**Your instructions:**
All records must be quoted exactly. Omit the pictures.

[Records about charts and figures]
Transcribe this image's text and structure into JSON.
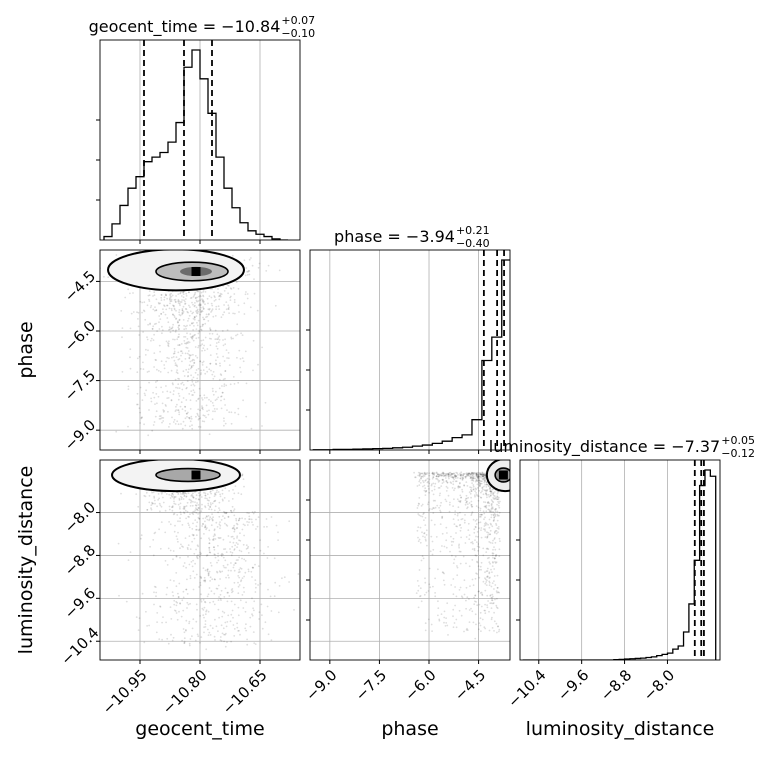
{
  "chart_data": {
    "type": "corner",
    "grid": true,
    "parameters": [
      "geocent_time",
      "phase",
      "luminosity_distance"
    ],
    "axis_labels": {
      "geocent_time": "geocent_time",
      "phase": "phase",
      "luminosity_distance": "luminosity_distance"
    },
    "axes": {
      "geocent_time": {
        "range": [
          -11.05,
          -10.55
        ],
        "ticks": [
          -10.95,
          -10.8,
          -10.65
        ],
        "tick_labels": [
          "−10.95",
          "−10.80",
          "−10.65"
        ]
      },
      "phase": {
        "range": [
          -9.6,
          -3.55
        ],
        "ticks": [
          -9.0,
          -7.5,
          -6.0,
          -4.5
        ],
        "tick_labels": [
          "−9.0",
          "−7.5",
          "−6.0",
          "−4.5"
        ]
      },
      "luminosity_distance": {
        "range": [
          -10.75,
          -7.02
        ],
        "ticks": [
          -10.4,
          -9.6,
          -8.8,
          -8.0
        ],
        "tick_labels": [
          "−10.4",
          "−9.6",
          "−8.8",
          "−8.0"
        ]
      }
    },
    "summaries": [
      {
        "parameter": "geocent_time",
        "label": "geocent_time = −10.84",
        "sup": "+0.07",
        "sub": "−0.10",
        "median": -10.84,
        "lower": -10.94,
        "upper": -10.77
      },
      {
        "parameter": "phase",
        "label": "phase = −3.94",
        "sup": "+0.21",
        "sub": "−0.40",
        "median": -3.94,
        "lower": -4.34,
        "upper": -3.73
      },
      {
        "parameter": "luminosity_distance",
        "label": "luminosity_distance = −7.37",
        "sup": "+0.05",
        "sub": "−0.12",
        "median": -7.37,
        "lower": -7.49,
        "upper": -7.32
      }
    ],
    "histograms": {
      "geocent_time": {
        "bin_edges": [
          -11.04,
          -11.02,
          -11.0,
          -10.98,
          -10.96,
          -10.94,
          -10.92,
          -10.9,
          -10.88,
          -10.86,
          -10.84,
          -10.82,
          -10.8,
          -10.78,
          -10.76,
          -10.74,
          -10.72,
          -10.7,
          -10.68,
          -10.66,
          -10.64,
          -10.62,
          -10.6,
          -10.58
        ],
        "counts": [
          3,
          14,
          30,
          45,
          55,
          68,
          72,
          76,
          85,
          102,
          150,
          165,
          140,
          110,
          72,
          45,
          28,
          15,
          8,
          5,
          3,
          1,
          0
        ]
      },
      "phase": {
        "bin_edges": [
          -9.5,
          -9.2,
          -8.9,
          -8.6,
          -8.3,
          -8.0,
          -7.7,
          -7.4,
          -7.1,
          -6.8,
          -6.5,
          -6.2,
          -5.9,
          -5.6,
          -5.3,
          -5.0,
          -4.7,
          -4.4,
          -4.1,
          -3.8,
          -3.5
        ],
        "counts": [
          1,
          1,
          2,
          2,
          3,
          4,
          5,
          6,
          8,
          10,
          14,
          18,
          24,
          32,
          45,
          55,
          110,
          325,
          410,
          690,
          120
        ]
      },
      "luminosity_distance": {
        "bin_edges": [
          -10.7,
          -10.6,
          -10.5,
          -10.4,
          -10.3,
          -10.2,
          -10.1,
          -10.0,
          -9.9,
          -9.8,
          -9.7,
          -9.6,
          -9.5,
          -9.4,
          -9.3,
          -9.2,
          -9.1,
          -9.0,
          -8.9,
          -8.8,
          -8.7,
          -8.6,
          -8.5,
          -8.4,
          -8.3,
          -8.2,
          -8.1,
          -8.0,
          -7.9,
          -7.8,
          -7.7,
          -7.6,
          -7.5,
          -7.4,
          -7.3,
          -7.2,
          -7.1
        ],
        "counts": [
          0,
          0,
          0,
          0,
          0,
          0,
          0,
          0,
          0,
          0,
          0,
          0,
          0,
          0,
          0,
          0,
          0,
          1,
          2,
          3,
          4,
          5,
          6,
          8,
          10,
          14,
          18,
          22,
          35,
          45,
          90,
          180,
          320,
          560,
          610,
          590
        ]
      }
    },
    "joint_peaks": [
      {
        "x": "geocent_time",
        "y": "phase",
        "peak": [
          -10.81,
          -4.2
        ]
      },
      {
        "x": "geocent_time",
        "y": "luminosity_distance",
        "peak": [
          -10.81,
          -7.3
        ]
      },
      {
        "x": "phase",
        "y": "luminosity_distance",
        "peak": [
          -3.75,
          -7.3
        ]
      }
    ]
  }
}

**Result of this exercise:**
Transcribe this image's text and structure into JSON.
{
  "chart_data": {
    "type": "corner",
    "grid": true,
    "parameters": [
      "geocent_time",
      "phase",
      "luminosity_distance"
    ],
    "axis_labels": {
      "geocent_time": "geocent_time",
      "phase": "phase",
      "luminosity_distance": "luminosity_distance"
    },
    "axes": {
      "geocent_time": {
        "range": [
          -11.05,
          -10.55
        ],
        "ticks": [
          -10.95,
          -10.8,
          -10.65
        ],
        "tick_labels": [
          "−10.95",
          "−10.80",
          "−10.65"
        ]
      },
      "phase": {
        "range": [
          -9.6,
          -3.55
        ],
        "ticks": [
          -9.0,
          -7.5,
          -6.0,
          -4.5
        ],
        "tick_labels": [
          "−9.0",
          "−7.5",
          "−6.0",
          "−4.5"
        ]
      },
      "luminosity_distance": {
        "range": [
          -10.75,
          -7.02
        ],
        "ticks": [
          -10.4,
          -9.6,
          -8.8,
          -8.0
        ],
        "tick_labels": [
          "−10.4",
          "−9.6",
          "−8.8",
          "−8.0"
        ]
      }
    },
    "summaries": [
      {
        "parameter": "geocent_time",
        "label": "geocent_time = −10.84",
        "sup": "+0.07",
        "sub": "−0.10",
        "median": -10.84,
        "lower": -10.94,
        "upper": -10.77
      },
      {
        "parameter": "phase",
        "label": "phase = −3.94",
        "sup": "+0.21",
        "sub": "−0.40",
        "median": -3.94,
        "lower": -4.34,
        "upper": -3.73
      },
      {
        "parameter": "luminosity_distance",
        "label": "luminosity_distance = −7.37",
        "sup": "+0.05",
        "sub": "−0.12",
        "median": -7.37,
        "lower": -7.49,
        "upper": -7.32
      }
    ],
    "histograms": {
      "geocent_time": {
        "bin_edges": [
          -11.04,
          -11.02,
          -11.0,
          -10.98,
          -10.96,
          -10.94,
          -10.92,
          -10.9,
          -10.88,
          -10.86,
          -10.84,
          -10.82,
          -10.8,
          -10.78,
          -10.76,
          -10.74,
          -10.72,
          -10.7,
          -10.68,
          -10.66,
          -10.64,
          -10.62,
          -10.6,
          -10.58
        ],
        "counts": [
          3,
          14,
          30,
          45,
          55,
          68,
          72,
          76,
          85,
          102,
          150,
          165,
          140,
          110,
          72,
          45,
          28,
          15,
          8,
          5,
          3,
          1,
          0
        ]
      },
      "phase": {
        "bin_edges": [
          -9.5,
          -9.2,
          -8.9,
          -8.6,
          -8.3,
          -8.0,
          -7.7,
          -7.4,
          -7.1,
          -6.8,
          -6.5,
          -6.2,
          -5.9,
          -5.6,
          -5.3,
          -5.0,
          -4.7,
          -4.4,
          -4.1,
          -3.8,
          -3.5
        ],
        "counts": [
          1,
          1,
          2,
          2,
          3,
          4,
          5,
          6,
          8,
          10,
          14,
          18,
          24,
          32,
          45,
          55,
          110,
          325,
          410,
          690,
          120
        ]
      },
      "luminosity_distance": {
        "bin_edges": [
          -10.7,
          -10.6,
          -10.5,
          -10.4,
          -10.3,
          -10.2,
          -10.1,
          -10.0,
          -9.9,
          -9.8,
          -9.7,
          -9.6,
          -9.5,
          -9.4,
          -9.3,
          -9.2,
          -9.1,
          -9.0,
          -8.9,
          -8.8,
          -8.7,
          -8.6,
          -8.5,
          -8.4,
          -8.3,
          -8.2,
          -8.1,
          -8.0,
          -7.9,
          -7.8,
          -7.7,
          -7.6,
          -7.5,
          -7.4,
          -7.3,
          -7.2,
          -7.1
        ],
        "counts": [
          0,
          0,
          0,
          0,
          0,
          0,
          0,
          0,
          0,
          0,
          0,
          0,
          0,
          0,
          0,
          0,
          0,
          1,
          2,
          3,
          4,
          5,
          6,
          8,
          10,
          14,
          18,
          22,
          35,
          45,
          90,
          180,
          320,
          560,
          610,
          590
        ]
      }
    },
    "joint_peaks": [
      {
        "x": "geocent_time",
        "y": "phase",
        "peak": [
          -10.81,
          -4.2
        ]
      },
      {
        "x": "geocent_time",
        "y": "luminosity_distance",
        "peak": [
          -10.81,
          -7.3
        ]
      },
      {
        "x": "phase",
        "y": "luminosity_distance",
        "peak": [
          -3.75,
          -7.3
        ]
      }
    ]
  }
}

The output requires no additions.